— START OF Listing —

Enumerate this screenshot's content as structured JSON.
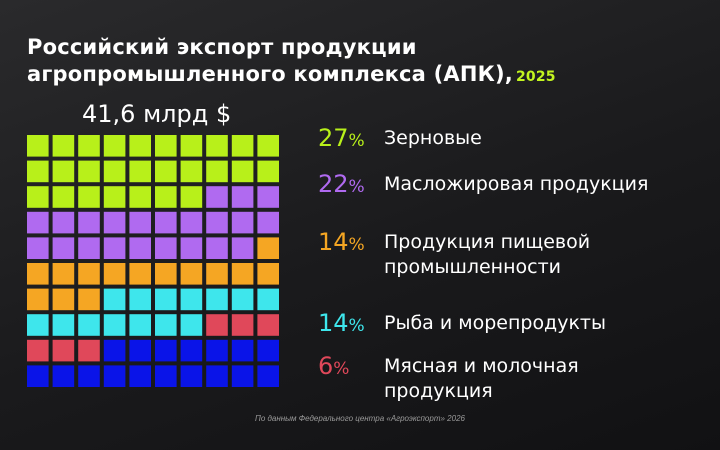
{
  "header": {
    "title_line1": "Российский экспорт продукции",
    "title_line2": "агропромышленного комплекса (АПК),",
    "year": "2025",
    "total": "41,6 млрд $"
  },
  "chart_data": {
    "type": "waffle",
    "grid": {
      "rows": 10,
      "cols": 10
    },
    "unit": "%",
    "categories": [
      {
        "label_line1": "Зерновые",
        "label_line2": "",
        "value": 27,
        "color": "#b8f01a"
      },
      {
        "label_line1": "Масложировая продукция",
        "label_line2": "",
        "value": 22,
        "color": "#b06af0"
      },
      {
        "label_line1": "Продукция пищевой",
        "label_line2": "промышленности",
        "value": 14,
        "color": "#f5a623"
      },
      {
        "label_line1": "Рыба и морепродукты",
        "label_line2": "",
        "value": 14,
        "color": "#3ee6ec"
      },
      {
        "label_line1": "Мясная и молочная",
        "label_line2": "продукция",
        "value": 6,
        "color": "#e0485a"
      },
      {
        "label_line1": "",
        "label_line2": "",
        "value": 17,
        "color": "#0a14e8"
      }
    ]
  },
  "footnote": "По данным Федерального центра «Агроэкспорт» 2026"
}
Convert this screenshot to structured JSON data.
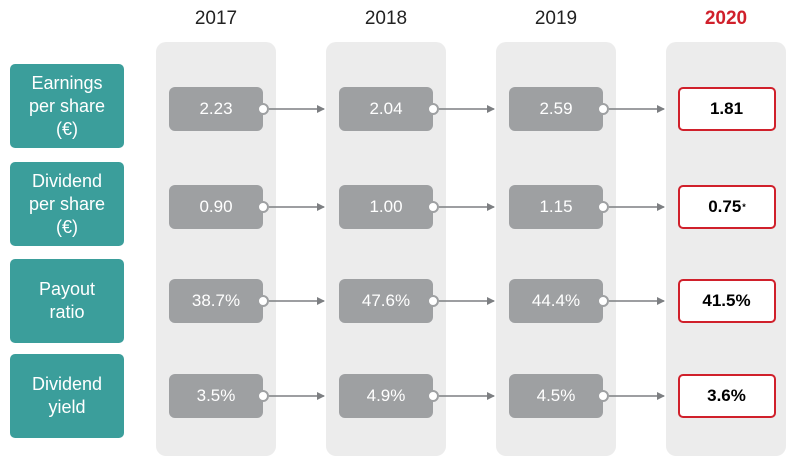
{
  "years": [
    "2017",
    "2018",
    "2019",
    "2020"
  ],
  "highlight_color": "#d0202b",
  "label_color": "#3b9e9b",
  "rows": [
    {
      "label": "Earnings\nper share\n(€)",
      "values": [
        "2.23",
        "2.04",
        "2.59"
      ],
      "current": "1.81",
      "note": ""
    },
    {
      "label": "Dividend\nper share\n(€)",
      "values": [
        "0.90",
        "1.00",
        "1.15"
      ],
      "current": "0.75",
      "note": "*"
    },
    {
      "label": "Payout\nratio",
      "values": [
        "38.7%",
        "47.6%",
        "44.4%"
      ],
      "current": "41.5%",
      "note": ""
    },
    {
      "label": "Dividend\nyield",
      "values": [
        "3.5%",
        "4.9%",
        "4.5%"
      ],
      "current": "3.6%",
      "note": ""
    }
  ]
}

— END OF Listing —
— START OF Listing —

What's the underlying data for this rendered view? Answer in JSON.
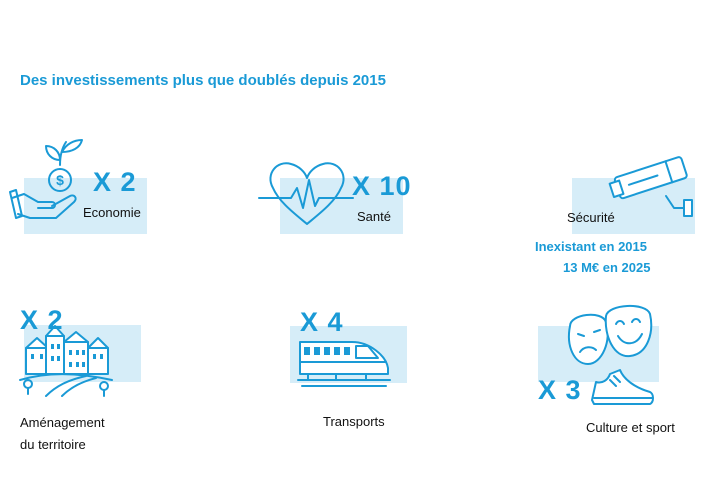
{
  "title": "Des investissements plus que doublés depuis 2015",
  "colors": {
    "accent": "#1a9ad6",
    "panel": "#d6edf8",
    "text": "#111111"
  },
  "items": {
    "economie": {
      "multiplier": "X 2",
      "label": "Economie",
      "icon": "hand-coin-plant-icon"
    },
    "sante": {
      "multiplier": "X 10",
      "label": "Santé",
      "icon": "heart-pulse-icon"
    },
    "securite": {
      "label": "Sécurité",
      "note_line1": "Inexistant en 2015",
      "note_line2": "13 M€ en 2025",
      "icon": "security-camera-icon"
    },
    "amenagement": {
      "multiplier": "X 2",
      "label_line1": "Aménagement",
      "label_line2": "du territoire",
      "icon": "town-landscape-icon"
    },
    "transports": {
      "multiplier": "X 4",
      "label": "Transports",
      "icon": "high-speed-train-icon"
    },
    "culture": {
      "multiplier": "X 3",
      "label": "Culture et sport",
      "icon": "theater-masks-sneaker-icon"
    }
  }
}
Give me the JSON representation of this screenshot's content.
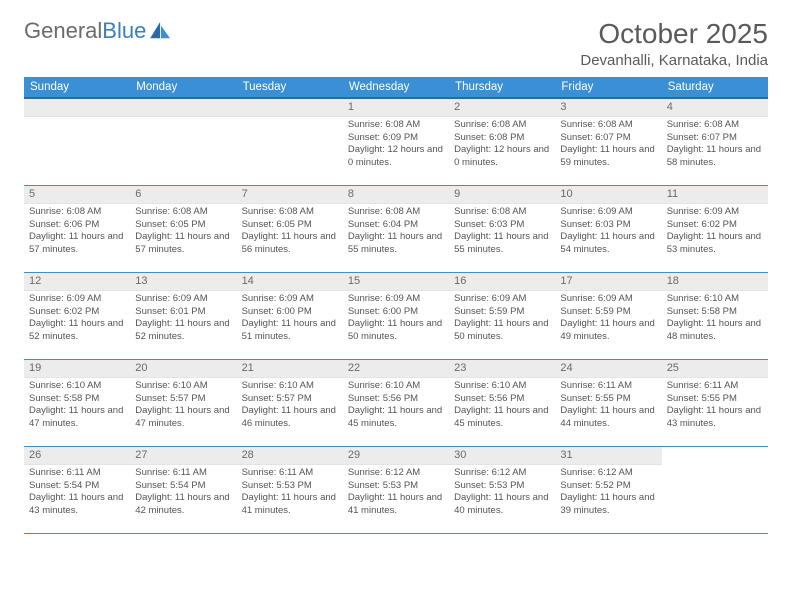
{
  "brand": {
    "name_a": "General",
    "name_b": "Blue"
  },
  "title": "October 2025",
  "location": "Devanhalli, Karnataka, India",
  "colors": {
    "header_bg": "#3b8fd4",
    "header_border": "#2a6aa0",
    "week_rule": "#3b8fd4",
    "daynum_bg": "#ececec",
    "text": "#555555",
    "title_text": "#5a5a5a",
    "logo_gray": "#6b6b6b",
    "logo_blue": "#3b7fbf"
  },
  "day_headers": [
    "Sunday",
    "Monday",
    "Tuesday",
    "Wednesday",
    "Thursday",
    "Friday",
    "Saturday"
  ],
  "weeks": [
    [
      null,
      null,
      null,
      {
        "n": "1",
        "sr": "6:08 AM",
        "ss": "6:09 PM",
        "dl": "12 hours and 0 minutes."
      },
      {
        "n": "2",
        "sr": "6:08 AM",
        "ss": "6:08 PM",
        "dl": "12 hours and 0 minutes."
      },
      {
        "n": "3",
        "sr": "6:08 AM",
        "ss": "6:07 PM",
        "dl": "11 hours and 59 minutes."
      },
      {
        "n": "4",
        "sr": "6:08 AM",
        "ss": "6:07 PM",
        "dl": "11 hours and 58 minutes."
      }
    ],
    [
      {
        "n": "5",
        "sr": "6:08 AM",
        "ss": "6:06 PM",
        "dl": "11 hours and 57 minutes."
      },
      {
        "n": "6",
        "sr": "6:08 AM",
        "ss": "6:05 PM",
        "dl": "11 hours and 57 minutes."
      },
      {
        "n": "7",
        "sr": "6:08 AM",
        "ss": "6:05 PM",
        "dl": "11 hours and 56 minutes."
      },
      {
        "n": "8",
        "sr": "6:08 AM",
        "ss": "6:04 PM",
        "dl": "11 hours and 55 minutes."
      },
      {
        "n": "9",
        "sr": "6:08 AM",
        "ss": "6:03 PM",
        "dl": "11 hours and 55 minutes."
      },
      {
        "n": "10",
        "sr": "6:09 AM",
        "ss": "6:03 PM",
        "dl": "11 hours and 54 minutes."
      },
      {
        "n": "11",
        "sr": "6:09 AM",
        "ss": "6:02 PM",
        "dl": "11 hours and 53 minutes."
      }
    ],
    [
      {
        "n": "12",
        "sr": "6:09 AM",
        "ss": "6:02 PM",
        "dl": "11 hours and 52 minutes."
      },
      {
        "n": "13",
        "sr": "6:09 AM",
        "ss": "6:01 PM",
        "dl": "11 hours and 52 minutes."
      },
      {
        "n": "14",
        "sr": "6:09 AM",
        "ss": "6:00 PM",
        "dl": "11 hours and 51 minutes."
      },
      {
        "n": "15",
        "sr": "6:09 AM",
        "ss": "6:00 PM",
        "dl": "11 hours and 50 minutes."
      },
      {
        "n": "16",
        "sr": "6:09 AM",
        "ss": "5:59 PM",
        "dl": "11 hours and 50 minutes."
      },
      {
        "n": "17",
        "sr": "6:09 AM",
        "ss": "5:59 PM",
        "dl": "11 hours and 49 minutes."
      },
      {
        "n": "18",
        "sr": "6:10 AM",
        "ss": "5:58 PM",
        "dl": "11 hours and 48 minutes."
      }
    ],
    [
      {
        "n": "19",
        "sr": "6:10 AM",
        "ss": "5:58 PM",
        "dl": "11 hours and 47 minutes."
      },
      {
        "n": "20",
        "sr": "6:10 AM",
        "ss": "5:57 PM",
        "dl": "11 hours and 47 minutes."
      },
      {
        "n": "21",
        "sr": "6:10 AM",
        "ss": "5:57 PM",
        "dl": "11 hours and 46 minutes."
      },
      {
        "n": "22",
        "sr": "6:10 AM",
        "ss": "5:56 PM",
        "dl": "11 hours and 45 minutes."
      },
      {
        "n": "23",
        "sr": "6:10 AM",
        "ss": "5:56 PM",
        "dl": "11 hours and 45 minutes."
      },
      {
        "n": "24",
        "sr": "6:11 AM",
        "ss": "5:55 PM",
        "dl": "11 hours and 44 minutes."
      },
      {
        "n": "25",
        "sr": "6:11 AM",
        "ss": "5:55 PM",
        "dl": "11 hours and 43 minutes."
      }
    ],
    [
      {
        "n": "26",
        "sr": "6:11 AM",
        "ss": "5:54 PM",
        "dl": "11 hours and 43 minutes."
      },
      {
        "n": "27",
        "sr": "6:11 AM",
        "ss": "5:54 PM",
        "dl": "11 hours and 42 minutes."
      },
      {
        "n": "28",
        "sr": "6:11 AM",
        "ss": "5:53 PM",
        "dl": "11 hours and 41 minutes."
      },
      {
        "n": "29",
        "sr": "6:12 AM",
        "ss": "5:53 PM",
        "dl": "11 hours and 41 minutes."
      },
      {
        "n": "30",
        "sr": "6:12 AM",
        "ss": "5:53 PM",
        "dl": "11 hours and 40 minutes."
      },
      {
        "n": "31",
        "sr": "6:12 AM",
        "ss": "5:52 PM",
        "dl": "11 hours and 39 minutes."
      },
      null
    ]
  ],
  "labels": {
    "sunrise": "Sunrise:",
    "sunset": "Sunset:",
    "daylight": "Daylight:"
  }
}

— END OF Listing —

Say how many lines contain the string "screenshot", giving nothing but the count.

#### Solution to this exercise:
3